Raw data:
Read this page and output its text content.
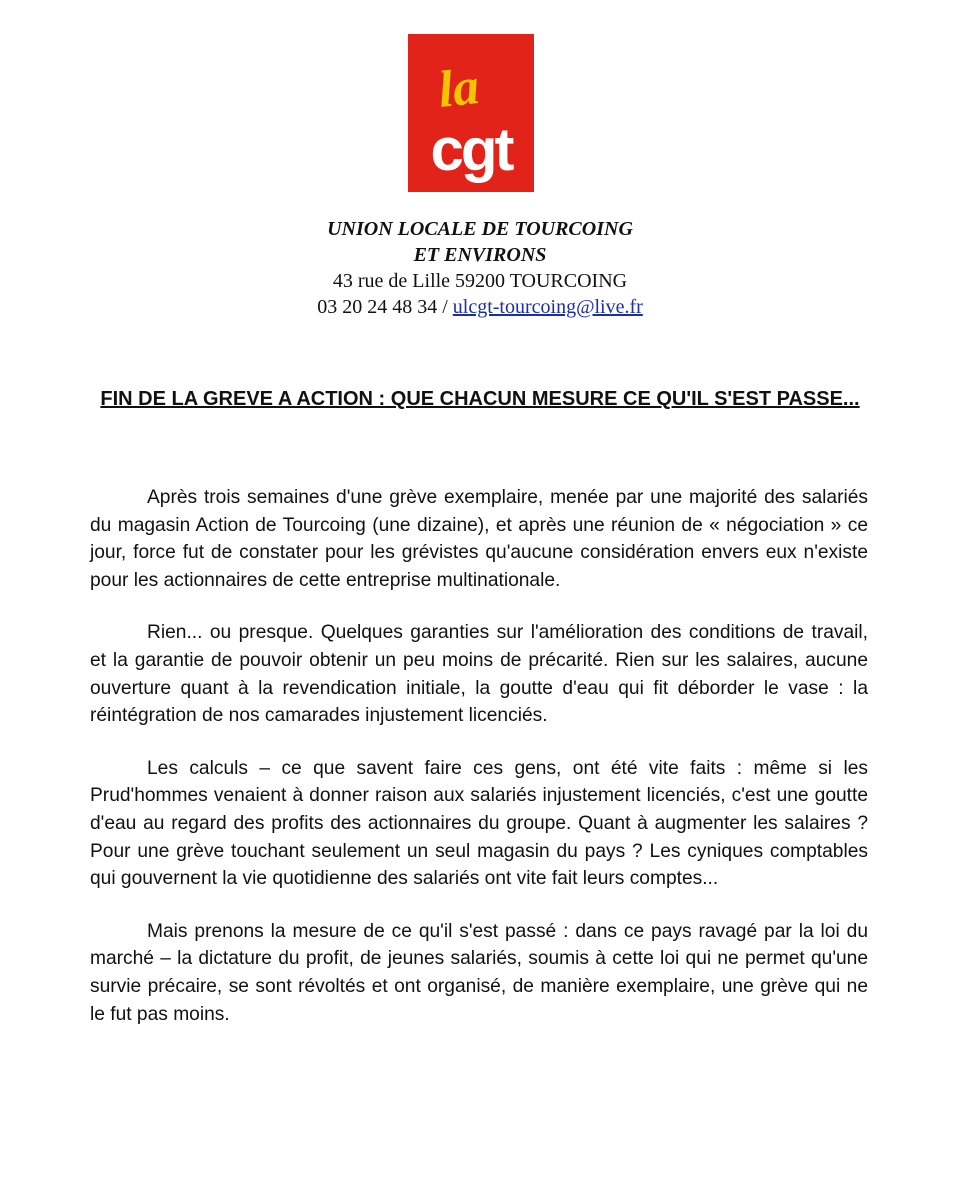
la
cgt
UNION LOCALE DE TOURCOING
ET ENVIRONS
43 rue de Lille 59200 TOURCOING
03 20 24 48 34 / ulcgt-tourcoing@live.fr
FIN DE LA GREVE A ACTION : QUE CHACUN MESURE CE QU'IL S'EST PASSE...

Après trois semaines d'une grève exemplaire, menée par une majorité des salariés du magasin Action de Tourcoing (une dizaine), et après une réunion de « négociation » ce jour, force fut de constater pour les grévistes qu'aucune considération envers eux n'existe pour les actionnaires de cette entreprise multinationale.

Rien... ou presque. Quelques garanties sur l'amélioration des conditions de travail, et la garantie de pouvoir obtenir un peu moins de précarité. Rien sur les salaires, aucune ouverture quant à la revendication initiale, la goutte d'eau qui fit déborder le vase : la réintégration de nos camarades injustement licenciés.

Les calculs – ce que savent faire ces gens, ont été vite faits : même si les Prud'hommes venaient à donner raison aux salariés injustement licenciés, c'est une goutte d'eau au regard des profits des actionnaires du groupe. Quant à augmenter les salaires ? Pour une grève touchant seulement un seul magasin du pays ? Les cyniques comptables qui gouvernent la vie quotidienne des salariés ont vite fait leurs comptes...

Mais prenons la mesure de ce qu'il s'est passé : dans ce pays ravagé par la loi du marché – la dictature du profit, de jeunes salariés, soumis à cette loi qui ne permet qu'une survie précaire, se sont révoltés et ont organisé, de manière exemplaire, une grève qui ne le fut pas moins.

Exercise brief: Show, from the listing above, each line that contains the word "salaires".

Full output:
Rien... ou presque. Quelques garanties sur l'amélioration des conditions de travail, et la garantie de pouvoir obtenir un peu moins de précarité. Rien sur les salaires, aucune ouverture quant à la revendication initiale, la goutte d'eau qui fit déborder le vase : la réintégration de nos camarades injustement licenciés.
Les calculs – ce que savent faire ces gens, ont été vite faits : même si les Prud'hommes venaient à donner raison aux salariés injustement licenciés, c'est une goutte d'eau au regard des profits des actionnaires du groupe. Quant à augmenter les salaires ? Pour une grève touchant seulement un seul magasin du pays ? Les cyniques comptables qui gouvernent la vie quotidienne des salariés ont vite fait leurs comptes...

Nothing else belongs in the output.